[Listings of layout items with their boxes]
#####

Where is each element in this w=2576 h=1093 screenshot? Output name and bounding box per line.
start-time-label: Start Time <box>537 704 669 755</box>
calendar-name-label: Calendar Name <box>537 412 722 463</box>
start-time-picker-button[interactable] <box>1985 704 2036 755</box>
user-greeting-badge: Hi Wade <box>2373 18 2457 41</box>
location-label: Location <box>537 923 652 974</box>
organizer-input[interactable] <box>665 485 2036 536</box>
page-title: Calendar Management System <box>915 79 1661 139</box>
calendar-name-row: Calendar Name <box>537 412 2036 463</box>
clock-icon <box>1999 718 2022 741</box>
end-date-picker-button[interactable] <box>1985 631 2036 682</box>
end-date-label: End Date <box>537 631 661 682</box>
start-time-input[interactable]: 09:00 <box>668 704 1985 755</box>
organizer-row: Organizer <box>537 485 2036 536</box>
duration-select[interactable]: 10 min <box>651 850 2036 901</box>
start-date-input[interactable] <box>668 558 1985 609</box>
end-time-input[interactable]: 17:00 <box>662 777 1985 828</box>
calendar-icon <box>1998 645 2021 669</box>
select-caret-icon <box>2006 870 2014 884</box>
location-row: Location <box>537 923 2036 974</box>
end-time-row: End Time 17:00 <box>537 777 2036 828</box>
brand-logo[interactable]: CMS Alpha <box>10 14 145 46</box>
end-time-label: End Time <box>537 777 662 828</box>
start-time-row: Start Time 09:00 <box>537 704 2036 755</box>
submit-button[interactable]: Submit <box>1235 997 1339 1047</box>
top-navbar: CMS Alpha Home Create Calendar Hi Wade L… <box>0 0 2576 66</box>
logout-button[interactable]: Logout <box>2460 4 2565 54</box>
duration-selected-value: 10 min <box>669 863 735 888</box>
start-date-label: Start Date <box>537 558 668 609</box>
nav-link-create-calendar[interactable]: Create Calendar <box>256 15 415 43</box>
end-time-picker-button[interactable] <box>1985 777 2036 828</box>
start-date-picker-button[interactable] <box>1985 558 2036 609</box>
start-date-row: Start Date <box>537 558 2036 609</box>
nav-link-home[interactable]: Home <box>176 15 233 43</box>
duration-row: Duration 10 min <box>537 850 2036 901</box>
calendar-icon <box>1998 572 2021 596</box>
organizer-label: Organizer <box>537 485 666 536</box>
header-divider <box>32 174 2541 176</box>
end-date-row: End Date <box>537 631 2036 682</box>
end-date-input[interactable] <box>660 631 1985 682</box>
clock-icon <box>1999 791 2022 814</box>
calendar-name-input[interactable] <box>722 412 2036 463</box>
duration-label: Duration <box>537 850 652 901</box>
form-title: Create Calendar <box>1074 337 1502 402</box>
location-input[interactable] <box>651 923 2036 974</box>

#####

*What to do*: Reproduce every item above word for word, line by line.

*Response for this exercise*:
Where is each element in this w=2576 h=1093 screenshot? Output name and bounding box per line.
start-time-label: Start Time <box>537 704 669 755</box>
calendar-name-label: Calendar Name <box>537 412 722 463</box>
start-time-picker-button[interactable] <box>1985 704 2036 755</box>
user-greeting-badge: Hi Wade <box>2373 18 2457 41</box>
location-label: Location <box>537 923 652 974</box>
organizer-input[interactable] <box>665 485 2036 536</box>
page-title: Calendar Management System <box>915 79 1661 139</box>
calendar-name-row: Calendar Name <box>537 412 2036 463</box>
clock-icon <box>1999 718 2022 741</box>
end-date-picker-button[interactable] <box>1985 631 2036 682</box>
end-date-label: End Date <box>537 631 661 682</box>
start-time-input[interactable]: 09:00 <box>668 704 1985 755</box>
organizer-row: Organizer <box>537 485 2036 536</box>
duration-select[interactable]: 10 min <box>651 850 2036 901</box>
start-date-input[interactable] <box>668 558 1985 609</box>
end-time-input[interactable]: 17:00 <box>662 777 1985 828</box>
calendar-icon <box>1998 645 2021 669</box>
select-caret-icon <box>2006 870 2014 884</box>
location-row: Location <box>537 923 2036 974</box>
end-time-row: End Time 17:00 <box>537 777 2036 828</box>
brand-logo[interactable]: CMS Alpha <box>10 14 145 46</box>
end-time-label: End Time <box>537 777 662 828</box>
start-time-row: Start Time 09:00 <box>537 704 2036 755</box>
submit-button[interactable]: Submit <box>1235 997 1339 1047</box>
top-navbar: CMS Alpha Home Create Calendar Hi Wade L… <box>0 0 2576 66</box>
logout-button[interactable]: Logout <box>2460 4 2565 54</box>
duration-selected-value: 10 min <box>669 863 735 888</box>
start-date-label: Start Date <box>537 558 668 609</box>
nav-link-create-calendar[interactable]: Create Calendar <box>256 15 415 43</box>
end-time-picker-button[interactable] <box>1985 777 2036 828</box>
start-date-picker-button[interactable] <box>1985 558 2036 609</box>
start-date-row: Start Date <box>537 558 2036 609</box>
nav-link-home[interactable]: Home <box>176 15 233 43</box>
duration-row: Duration 10 min <box>537 850 2036 901</box>
calendar-icon <box>1998 572 2021 596</box>
organizer-label: Organizer <box>537 485 666 536</box>
header-divider <box>32 174 2541 176</box>
end-date-row: End Date <box>537 631 2036 682</box>
end-date-input[interactable] <box>660 631 1985 682</box>
clock-icon <box>1999 791 2022 814</box>
calendar-name-input[interactable] <box>722 412 2036 463</box>
duration-label: Duration <box>537 850 652 901</box>
form-title: Create Calendar <box>1074 337 1502 402</box>
location-input[interactable] <box>651 923 2036 974</box>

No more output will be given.